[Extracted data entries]
********************

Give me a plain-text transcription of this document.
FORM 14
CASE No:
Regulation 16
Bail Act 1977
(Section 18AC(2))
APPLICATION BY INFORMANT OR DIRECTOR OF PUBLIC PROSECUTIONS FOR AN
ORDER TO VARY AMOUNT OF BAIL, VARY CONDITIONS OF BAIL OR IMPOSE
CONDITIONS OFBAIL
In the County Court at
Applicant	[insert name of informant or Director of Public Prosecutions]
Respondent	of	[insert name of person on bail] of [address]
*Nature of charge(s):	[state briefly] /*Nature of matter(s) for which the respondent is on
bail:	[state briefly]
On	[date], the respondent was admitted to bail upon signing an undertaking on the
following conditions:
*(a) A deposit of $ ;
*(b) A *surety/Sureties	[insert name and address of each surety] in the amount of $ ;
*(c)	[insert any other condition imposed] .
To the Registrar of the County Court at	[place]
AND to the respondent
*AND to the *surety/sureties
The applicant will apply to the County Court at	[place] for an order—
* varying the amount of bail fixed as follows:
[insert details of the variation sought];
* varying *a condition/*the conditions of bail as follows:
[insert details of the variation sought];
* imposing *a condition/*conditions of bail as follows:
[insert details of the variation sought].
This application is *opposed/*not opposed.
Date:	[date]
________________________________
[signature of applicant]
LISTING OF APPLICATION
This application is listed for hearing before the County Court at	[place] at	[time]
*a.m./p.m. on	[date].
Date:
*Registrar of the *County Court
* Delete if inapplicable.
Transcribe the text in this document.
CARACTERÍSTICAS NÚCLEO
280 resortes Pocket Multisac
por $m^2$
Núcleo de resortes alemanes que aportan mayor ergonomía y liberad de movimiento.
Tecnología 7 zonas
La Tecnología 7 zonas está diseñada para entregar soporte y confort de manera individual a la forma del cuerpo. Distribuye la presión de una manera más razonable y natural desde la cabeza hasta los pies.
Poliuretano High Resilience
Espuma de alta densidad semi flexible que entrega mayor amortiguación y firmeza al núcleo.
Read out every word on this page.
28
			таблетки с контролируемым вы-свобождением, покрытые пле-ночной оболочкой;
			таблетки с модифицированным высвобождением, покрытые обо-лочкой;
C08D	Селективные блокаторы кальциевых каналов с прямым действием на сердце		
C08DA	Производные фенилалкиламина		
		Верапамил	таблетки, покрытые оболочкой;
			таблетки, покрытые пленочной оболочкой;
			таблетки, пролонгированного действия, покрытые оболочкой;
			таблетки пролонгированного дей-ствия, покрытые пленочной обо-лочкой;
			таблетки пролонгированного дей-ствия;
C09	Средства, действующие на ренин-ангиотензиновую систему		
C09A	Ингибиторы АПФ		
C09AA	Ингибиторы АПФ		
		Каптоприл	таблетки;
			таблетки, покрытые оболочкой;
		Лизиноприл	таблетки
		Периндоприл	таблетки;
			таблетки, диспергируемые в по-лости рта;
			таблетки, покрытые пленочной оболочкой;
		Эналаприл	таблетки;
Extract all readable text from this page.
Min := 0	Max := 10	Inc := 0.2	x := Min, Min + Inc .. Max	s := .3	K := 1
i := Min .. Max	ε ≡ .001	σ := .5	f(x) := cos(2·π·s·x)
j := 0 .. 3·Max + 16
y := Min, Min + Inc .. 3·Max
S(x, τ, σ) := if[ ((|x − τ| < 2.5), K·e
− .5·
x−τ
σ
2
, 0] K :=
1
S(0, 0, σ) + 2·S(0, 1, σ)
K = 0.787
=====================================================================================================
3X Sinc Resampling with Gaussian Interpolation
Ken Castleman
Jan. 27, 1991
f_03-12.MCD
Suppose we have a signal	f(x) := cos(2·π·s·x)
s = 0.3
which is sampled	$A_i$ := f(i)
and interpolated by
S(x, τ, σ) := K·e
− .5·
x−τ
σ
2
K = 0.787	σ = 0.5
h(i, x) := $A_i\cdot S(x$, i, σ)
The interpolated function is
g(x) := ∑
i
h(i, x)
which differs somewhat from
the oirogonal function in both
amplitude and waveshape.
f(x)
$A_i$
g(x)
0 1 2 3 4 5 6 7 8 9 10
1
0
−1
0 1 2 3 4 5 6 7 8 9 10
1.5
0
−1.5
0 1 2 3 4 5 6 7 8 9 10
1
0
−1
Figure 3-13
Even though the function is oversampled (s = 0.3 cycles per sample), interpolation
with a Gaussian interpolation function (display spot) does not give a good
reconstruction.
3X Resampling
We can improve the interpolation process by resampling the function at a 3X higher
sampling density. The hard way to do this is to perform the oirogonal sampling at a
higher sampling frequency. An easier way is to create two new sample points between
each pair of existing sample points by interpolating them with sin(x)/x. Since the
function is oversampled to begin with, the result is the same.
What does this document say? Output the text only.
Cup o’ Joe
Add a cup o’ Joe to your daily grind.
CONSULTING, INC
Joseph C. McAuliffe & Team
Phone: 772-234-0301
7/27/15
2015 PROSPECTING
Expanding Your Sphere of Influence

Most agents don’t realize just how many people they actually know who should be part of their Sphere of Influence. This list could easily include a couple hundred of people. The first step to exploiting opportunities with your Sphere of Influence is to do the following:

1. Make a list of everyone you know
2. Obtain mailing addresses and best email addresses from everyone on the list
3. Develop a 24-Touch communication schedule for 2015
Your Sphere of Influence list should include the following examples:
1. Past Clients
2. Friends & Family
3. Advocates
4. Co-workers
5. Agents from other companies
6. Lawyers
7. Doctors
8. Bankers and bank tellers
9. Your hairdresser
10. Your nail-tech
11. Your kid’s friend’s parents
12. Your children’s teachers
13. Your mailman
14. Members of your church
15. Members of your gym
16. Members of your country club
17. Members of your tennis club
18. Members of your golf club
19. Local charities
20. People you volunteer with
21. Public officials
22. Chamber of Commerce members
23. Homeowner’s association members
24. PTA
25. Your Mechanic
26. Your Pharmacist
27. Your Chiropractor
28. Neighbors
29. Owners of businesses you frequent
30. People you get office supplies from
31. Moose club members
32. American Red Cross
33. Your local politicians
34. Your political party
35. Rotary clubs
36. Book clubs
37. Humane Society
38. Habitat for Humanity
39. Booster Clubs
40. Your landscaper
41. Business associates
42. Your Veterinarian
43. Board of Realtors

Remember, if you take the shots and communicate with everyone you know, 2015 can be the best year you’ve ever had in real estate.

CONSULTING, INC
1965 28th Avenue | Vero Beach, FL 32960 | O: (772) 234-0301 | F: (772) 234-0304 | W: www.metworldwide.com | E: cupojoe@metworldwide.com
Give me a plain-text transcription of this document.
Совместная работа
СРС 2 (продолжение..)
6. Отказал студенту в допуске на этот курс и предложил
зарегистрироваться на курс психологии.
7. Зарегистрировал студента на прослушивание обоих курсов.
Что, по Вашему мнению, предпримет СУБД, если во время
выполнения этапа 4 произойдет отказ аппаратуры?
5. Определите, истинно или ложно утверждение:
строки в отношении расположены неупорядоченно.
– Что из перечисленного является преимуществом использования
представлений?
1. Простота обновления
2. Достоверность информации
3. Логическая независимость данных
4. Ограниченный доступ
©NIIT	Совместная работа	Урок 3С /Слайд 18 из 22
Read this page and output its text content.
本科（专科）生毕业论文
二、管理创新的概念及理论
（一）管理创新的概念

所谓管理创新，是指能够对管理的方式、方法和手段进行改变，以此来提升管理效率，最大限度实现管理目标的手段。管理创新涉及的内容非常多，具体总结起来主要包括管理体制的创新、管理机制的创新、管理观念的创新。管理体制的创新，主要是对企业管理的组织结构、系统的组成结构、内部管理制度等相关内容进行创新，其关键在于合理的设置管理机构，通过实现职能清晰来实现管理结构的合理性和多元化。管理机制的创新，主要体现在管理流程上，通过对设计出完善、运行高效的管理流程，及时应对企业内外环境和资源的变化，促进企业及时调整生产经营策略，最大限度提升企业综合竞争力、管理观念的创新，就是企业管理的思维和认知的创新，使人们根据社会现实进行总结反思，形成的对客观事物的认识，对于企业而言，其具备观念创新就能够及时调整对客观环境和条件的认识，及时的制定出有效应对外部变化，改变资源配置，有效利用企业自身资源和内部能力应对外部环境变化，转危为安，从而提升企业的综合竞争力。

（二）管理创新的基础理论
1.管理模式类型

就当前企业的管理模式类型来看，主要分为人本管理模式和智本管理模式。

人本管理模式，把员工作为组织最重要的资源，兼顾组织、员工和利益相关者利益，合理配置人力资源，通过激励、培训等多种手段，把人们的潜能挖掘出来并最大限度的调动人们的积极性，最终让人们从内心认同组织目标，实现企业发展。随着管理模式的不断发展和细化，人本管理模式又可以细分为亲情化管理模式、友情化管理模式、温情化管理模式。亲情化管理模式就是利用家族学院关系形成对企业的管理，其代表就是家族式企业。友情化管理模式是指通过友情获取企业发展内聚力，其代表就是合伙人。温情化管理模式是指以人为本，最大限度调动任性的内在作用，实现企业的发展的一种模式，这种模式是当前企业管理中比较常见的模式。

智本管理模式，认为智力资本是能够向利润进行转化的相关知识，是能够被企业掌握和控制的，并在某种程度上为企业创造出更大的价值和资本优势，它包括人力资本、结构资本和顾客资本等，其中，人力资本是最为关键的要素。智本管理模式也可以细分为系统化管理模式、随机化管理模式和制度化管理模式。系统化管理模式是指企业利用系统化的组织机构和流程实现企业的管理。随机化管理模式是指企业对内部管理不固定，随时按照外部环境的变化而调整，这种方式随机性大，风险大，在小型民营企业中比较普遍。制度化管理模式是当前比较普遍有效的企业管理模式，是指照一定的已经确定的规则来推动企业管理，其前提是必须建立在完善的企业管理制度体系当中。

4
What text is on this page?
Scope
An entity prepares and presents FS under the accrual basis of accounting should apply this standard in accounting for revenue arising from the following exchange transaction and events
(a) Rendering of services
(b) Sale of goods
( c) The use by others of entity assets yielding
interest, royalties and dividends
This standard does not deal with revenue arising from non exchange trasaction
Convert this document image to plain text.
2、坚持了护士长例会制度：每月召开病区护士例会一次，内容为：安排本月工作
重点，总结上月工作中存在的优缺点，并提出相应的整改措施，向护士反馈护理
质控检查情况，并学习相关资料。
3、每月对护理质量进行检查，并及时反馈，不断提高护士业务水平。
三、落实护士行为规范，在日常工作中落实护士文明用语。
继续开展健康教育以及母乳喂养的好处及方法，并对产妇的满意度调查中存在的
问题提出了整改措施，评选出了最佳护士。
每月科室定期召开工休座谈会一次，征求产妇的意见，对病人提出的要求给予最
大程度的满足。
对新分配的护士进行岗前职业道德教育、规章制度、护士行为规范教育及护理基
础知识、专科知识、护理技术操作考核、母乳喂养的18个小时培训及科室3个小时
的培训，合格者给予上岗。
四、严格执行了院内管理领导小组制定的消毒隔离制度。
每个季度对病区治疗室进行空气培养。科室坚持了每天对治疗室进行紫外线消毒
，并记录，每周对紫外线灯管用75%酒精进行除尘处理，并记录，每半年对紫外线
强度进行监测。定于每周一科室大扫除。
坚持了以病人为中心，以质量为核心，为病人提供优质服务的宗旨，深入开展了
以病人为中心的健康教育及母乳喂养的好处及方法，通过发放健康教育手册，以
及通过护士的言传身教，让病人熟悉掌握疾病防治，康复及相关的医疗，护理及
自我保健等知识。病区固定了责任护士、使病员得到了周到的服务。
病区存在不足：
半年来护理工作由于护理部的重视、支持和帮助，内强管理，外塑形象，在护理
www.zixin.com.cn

********************

Goal of the exercise
Search the records for the string "работа" and return every line in which it occurs.

Solved exercise
Совместная работа
©NIIT	Совместная работа	Урок 3С /Слайд 18 из 22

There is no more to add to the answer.